→ REQUIREMENT
Take the records underneath and set them down exactly.

Saved entries
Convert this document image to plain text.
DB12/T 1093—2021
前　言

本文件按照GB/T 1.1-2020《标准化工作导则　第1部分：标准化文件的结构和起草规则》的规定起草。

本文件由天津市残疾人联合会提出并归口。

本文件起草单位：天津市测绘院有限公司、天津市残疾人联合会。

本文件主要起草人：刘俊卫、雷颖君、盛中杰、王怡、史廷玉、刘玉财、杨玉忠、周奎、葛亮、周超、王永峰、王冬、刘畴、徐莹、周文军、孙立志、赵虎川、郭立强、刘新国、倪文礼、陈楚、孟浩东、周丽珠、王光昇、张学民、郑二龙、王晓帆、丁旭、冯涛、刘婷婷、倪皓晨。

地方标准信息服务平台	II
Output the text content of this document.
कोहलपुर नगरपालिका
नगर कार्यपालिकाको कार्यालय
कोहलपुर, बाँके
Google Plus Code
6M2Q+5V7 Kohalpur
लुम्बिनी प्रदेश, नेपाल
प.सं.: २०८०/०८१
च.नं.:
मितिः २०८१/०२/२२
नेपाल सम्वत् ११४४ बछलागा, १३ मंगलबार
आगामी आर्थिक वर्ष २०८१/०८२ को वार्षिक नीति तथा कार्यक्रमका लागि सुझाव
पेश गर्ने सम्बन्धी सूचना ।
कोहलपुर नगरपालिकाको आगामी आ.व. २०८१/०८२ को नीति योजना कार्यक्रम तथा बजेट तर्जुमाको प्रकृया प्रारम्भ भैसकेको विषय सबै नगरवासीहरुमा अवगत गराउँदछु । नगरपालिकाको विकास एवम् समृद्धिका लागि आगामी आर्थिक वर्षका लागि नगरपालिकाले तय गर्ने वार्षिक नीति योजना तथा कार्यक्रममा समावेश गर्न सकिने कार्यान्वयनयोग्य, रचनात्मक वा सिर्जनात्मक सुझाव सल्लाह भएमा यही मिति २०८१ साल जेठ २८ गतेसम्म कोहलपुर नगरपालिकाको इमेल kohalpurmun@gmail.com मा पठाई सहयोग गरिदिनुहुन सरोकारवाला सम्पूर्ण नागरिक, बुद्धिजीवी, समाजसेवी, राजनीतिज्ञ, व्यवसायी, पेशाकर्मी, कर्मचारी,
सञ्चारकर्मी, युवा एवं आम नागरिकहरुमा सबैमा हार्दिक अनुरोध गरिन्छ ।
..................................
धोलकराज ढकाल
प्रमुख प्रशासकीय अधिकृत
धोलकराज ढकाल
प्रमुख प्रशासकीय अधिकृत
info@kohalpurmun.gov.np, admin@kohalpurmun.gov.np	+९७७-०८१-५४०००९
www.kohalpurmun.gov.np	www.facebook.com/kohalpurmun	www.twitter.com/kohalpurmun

→ COMPLETE RESPONSE
Convert this document image to plain text.
DB12/T 1093—2021
前　言

本文件按照GB/T 1.1-2020《标准化工作导则　第1部分：标准化文件的结构和起草规则》的规定起草。

本文件由天津市残疾人联合会提出并归口。

本文件起草单位：天津市测绘院有限公司、天津市残疾人联合会。

本文件主要起草人：刘俊卫、雷颖君、盛中杰、王怡、史廷玉、刘玉财、杨玉忠、周奎、葛亮、周超、王永峰、王冬、刘畴、徐莹、周文军、孙立志、赵虎川、郭立强、刘新国、倪文礼、陈楚、孟浩东、周丽珠、王光昇、张学民、郑二龙、王晓帆、丁旭、冯涛、刘婷婷、倪皓晨。

地方标准信息服务平台	II
Output the text content of this document.
कोहलपुर नगरपालिका
नगर कार्यपालिकाको कार्यालय
कोहलपुर, बाँके
Google Plus Code
6M2Q+5V7 Kohalpur
लुम्बिनी प्रदेश, नेपाल
प.सं.: २०८०/०८१
च.नं.:
मितिः २०८१/०२/२२
नेपाल सम्वत् ११४४ बछलागा, १३ मंगलबार
आगामी आर्थिक वर्ष २०८१/०८२ को वार्षिक नीति तथा कार्यक्रमका लागि सुझाव
पेश गर्ने सम्बन्धी सूचना ।
कोहलपुर नगरपालिकाको आगामी आ.व. २०८१/०८२ को नीति योजना कार्यक्रम तथा बजेट तर्जुमाको प्रकृया प्रारम्भ भैसकेको विषय सबै नगरवासीहरुमा अवगत गराउँदछु । नगरपालिकाको विकास एवम् समृद्धिका लागि आगामी आर्थिक वर्षका लागि नगरपालिकाले तय गर्ने वार्षिक नीति योजना तथा कार्यक्रममा समावेश गर्न सकिने कार्यान्वयनयोग्य, रचनात्मक वा सिर्जनात्मक सुझाव सल्लाह भएमा यही मिति २०८१ साल जेठ २८ गतेसम्म कोहलपुर नगरपालिकाको इमेल kohalpurmun@gmail.com मा पठाई सहयोग गरिदिनुहुन सरोकारवाला सम्पूर्ण नागरिक, बुद्धिजीवी, समाजसेवी, राजनीतिज्ञ, व्यवसायी, पेशाकर्मी, कर्मचारी,
सञ्चारकर्मी, युवा एवं आम नागरिकहरुमा सबैमा हार्दिक अनुरोध गरिन्छ ।
..................................
धोलकराज ढकाल
प्रमुख प्रशासकीय अधिकृत
धोलकराज ढकाल
प्रमुख प्रशासकीय अधिकृत
info@kohalpurmun.gov.np, admin@kohalpurmun.gov.np	+९७७-०८१-५४०००९
www.kohalpurmun.gov.np	www.facebook.com/kohalpurmun	www.twitter.com/kohalpurmun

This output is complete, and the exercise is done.